[Records about charts and figures]
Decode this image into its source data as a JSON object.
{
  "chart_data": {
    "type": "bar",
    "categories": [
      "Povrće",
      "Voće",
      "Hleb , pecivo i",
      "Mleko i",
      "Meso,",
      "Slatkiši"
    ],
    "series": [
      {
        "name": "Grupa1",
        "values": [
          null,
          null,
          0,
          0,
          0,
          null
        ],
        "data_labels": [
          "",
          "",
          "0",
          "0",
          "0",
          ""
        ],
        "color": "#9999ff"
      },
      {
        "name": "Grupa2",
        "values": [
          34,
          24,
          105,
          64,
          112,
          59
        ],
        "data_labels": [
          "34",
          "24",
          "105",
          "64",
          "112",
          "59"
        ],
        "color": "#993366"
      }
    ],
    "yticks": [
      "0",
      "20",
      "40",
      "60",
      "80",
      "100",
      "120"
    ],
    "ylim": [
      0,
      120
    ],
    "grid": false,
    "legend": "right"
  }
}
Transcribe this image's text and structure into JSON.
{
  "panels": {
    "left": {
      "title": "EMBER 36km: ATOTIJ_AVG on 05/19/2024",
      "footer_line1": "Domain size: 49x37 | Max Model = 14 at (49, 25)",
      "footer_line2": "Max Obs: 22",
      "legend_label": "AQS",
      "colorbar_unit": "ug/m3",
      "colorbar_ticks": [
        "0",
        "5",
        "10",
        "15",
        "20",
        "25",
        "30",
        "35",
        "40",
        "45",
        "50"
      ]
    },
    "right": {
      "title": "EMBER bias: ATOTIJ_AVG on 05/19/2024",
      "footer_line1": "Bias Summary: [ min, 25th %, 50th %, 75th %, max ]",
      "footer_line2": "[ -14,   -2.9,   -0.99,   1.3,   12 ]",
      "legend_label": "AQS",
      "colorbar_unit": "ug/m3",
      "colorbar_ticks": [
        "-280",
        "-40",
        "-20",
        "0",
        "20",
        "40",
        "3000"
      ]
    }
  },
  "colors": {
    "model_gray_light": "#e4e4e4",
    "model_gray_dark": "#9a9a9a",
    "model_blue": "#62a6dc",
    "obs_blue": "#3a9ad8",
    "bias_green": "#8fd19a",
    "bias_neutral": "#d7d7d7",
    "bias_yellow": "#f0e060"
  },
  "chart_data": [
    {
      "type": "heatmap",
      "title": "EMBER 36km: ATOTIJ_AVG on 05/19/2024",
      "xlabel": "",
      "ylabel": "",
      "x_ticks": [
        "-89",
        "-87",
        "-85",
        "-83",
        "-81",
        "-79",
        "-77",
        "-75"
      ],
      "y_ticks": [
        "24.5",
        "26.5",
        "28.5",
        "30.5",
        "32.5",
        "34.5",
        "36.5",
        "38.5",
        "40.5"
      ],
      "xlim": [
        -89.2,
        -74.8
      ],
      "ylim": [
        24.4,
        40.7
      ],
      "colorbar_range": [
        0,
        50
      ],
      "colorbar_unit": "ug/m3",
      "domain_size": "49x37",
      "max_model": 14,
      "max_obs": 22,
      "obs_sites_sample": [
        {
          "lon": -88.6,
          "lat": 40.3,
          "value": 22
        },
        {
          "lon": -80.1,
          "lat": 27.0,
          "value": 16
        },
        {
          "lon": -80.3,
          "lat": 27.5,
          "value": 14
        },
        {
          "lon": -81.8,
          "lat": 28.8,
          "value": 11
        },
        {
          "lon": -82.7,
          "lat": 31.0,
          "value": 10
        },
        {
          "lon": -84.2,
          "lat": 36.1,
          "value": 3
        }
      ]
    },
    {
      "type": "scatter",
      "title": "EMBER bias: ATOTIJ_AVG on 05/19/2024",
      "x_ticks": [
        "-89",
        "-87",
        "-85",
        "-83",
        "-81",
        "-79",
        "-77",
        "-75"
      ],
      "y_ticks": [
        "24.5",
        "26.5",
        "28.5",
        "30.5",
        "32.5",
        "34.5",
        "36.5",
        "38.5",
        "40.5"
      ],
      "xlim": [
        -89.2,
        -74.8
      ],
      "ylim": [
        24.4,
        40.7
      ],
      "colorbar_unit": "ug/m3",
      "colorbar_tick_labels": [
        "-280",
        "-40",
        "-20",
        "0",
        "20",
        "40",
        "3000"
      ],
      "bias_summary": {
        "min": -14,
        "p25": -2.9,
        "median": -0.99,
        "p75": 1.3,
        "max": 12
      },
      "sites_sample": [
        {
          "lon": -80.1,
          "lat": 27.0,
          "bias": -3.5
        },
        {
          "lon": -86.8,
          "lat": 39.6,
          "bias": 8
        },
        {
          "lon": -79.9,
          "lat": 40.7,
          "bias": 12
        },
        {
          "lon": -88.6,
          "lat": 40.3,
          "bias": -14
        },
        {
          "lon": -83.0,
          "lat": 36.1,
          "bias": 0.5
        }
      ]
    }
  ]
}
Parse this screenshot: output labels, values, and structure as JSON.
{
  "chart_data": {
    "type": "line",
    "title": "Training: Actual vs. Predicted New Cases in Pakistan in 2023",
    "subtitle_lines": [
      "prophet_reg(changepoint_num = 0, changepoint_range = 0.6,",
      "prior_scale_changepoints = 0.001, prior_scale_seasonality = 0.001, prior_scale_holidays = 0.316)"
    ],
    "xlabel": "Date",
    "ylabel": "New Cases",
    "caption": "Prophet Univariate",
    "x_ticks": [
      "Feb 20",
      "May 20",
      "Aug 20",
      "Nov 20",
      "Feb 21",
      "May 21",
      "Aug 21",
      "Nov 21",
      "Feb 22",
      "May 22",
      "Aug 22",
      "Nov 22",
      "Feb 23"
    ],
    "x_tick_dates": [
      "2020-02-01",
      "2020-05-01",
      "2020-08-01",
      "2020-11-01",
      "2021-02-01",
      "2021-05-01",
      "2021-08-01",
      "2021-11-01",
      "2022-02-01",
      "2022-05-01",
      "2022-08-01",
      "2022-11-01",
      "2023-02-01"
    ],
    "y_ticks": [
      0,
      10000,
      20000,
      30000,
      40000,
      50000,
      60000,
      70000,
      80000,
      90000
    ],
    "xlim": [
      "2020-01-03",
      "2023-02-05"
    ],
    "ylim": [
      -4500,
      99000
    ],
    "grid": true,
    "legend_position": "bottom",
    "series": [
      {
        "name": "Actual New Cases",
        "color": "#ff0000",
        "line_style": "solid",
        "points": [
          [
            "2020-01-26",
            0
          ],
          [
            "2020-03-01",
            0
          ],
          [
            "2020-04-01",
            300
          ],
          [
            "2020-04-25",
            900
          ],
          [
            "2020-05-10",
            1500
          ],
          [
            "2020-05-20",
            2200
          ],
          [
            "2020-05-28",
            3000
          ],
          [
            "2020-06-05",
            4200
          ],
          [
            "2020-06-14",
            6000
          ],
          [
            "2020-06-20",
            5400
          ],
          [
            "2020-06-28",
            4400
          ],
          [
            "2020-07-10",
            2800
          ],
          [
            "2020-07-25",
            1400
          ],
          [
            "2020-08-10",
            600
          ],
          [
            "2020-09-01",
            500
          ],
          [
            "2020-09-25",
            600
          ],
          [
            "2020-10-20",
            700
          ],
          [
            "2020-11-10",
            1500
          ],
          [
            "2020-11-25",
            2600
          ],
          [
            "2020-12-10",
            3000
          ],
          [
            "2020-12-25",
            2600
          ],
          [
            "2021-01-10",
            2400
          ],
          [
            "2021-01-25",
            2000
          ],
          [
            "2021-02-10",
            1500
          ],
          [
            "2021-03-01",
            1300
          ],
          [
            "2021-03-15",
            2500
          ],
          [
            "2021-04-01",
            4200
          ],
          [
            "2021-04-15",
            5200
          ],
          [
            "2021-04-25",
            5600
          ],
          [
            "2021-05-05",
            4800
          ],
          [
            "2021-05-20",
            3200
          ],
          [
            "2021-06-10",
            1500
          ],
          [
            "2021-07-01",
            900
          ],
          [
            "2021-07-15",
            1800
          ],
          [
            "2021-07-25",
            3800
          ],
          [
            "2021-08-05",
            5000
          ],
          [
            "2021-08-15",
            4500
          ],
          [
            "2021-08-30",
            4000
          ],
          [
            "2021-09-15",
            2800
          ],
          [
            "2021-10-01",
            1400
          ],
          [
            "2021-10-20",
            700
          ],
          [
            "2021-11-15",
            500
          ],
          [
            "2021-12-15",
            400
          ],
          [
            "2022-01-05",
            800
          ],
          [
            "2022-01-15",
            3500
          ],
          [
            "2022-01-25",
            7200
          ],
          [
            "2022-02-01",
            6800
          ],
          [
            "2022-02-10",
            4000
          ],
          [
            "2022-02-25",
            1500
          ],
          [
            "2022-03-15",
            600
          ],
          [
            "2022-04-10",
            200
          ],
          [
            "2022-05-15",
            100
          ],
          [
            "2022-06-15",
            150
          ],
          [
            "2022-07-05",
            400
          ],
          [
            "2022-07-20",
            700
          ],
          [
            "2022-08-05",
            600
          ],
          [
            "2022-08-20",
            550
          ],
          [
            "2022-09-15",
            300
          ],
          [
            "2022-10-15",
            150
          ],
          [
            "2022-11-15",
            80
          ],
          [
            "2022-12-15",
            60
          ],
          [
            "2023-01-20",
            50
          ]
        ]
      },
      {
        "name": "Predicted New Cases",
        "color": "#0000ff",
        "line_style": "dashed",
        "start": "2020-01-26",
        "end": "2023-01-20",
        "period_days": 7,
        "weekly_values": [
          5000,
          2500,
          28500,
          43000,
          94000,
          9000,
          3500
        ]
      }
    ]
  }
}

EXERCISE DETAILS:
Using the records above, select and copy every line that has the word "Cases".

WRITTEN ANSWER:
    "title": "Training: Actual vs. Predicted New Cases in Pakistan in 2023",
    "ylabel": "New Cases",
        "name": "Actual New Cases",
        "name": "Predicted New Cases",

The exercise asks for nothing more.